Problem requirements -> Your answer must consist of every line from the data below that includes the word "antivirus".

[Excerpts from an interface dataset]
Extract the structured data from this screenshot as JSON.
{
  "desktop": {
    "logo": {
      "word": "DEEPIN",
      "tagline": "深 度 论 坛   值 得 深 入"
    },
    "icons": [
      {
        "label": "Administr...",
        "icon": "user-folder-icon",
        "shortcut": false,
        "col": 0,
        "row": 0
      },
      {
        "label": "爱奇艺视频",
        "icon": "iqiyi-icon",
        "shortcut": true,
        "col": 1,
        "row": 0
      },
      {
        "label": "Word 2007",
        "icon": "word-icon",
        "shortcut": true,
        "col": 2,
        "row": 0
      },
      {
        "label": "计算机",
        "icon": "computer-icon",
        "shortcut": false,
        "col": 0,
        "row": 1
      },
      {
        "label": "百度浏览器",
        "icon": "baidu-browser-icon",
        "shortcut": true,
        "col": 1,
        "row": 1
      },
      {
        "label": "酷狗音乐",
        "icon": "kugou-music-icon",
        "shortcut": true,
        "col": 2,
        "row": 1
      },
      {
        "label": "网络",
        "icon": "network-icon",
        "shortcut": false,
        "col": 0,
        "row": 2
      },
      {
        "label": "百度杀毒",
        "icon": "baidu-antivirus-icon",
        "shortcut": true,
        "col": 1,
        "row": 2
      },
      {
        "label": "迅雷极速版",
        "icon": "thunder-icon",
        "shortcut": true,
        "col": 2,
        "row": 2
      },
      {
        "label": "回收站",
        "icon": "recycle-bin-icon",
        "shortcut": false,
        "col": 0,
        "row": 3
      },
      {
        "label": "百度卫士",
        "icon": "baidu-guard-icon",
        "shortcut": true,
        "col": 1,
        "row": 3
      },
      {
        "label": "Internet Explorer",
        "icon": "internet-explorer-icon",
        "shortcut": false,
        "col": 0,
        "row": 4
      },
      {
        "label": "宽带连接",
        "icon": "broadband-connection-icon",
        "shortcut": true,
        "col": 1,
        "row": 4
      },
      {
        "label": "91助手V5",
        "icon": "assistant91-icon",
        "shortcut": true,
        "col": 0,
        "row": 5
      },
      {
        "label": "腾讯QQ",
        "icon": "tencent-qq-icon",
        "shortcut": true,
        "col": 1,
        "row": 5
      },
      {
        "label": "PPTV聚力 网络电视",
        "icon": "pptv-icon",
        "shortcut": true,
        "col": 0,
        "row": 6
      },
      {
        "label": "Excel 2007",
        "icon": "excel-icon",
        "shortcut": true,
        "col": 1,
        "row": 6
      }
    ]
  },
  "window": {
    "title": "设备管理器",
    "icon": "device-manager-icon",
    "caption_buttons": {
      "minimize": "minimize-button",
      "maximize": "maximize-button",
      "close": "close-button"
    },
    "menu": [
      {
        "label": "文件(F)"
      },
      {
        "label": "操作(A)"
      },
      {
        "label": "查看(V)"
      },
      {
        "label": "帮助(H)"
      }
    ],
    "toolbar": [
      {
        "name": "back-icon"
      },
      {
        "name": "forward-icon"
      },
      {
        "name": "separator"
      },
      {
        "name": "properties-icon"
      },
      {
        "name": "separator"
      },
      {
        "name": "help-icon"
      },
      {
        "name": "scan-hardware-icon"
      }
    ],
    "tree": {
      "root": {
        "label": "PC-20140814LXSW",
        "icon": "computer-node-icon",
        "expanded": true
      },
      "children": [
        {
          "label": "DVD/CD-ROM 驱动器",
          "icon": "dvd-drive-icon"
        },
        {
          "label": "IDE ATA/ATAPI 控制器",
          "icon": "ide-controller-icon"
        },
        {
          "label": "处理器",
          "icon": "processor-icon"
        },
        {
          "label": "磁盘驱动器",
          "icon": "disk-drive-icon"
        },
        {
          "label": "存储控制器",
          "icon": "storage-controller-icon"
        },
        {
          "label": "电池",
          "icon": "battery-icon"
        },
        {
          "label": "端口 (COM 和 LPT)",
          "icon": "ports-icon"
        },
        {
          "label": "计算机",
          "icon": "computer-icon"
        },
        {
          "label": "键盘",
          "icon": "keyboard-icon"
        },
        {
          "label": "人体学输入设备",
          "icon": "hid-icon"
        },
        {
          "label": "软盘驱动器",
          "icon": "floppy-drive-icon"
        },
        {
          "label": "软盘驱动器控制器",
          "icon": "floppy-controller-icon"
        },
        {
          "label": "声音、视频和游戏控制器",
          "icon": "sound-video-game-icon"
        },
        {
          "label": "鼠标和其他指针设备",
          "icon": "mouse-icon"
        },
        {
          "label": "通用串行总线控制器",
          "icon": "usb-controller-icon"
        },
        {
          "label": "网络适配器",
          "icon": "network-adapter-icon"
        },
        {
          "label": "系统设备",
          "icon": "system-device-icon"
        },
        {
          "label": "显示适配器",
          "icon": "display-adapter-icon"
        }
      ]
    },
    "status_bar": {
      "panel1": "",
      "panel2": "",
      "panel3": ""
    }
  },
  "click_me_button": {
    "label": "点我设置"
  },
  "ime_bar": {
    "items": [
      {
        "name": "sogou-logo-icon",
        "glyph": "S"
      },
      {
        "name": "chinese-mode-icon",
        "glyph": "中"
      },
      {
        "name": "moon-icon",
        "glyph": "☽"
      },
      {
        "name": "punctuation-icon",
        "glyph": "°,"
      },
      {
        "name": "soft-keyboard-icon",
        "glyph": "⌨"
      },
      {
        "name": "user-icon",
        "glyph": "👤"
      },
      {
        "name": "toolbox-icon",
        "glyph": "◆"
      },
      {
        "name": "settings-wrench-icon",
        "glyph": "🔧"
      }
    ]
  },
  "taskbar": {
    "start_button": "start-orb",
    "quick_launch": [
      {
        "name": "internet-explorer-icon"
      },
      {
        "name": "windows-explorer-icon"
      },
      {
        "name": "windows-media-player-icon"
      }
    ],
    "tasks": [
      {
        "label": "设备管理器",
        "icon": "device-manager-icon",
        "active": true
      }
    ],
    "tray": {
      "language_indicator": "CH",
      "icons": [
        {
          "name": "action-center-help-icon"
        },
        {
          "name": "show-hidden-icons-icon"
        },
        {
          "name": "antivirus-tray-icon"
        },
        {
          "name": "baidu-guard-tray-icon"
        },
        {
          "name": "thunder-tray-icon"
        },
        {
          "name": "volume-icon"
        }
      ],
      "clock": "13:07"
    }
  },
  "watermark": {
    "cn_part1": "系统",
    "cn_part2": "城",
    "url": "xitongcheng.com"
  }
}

Your solution ->
        "icon": "baidu-antivirus-icon",
          "name": "antivirus-tray-icon"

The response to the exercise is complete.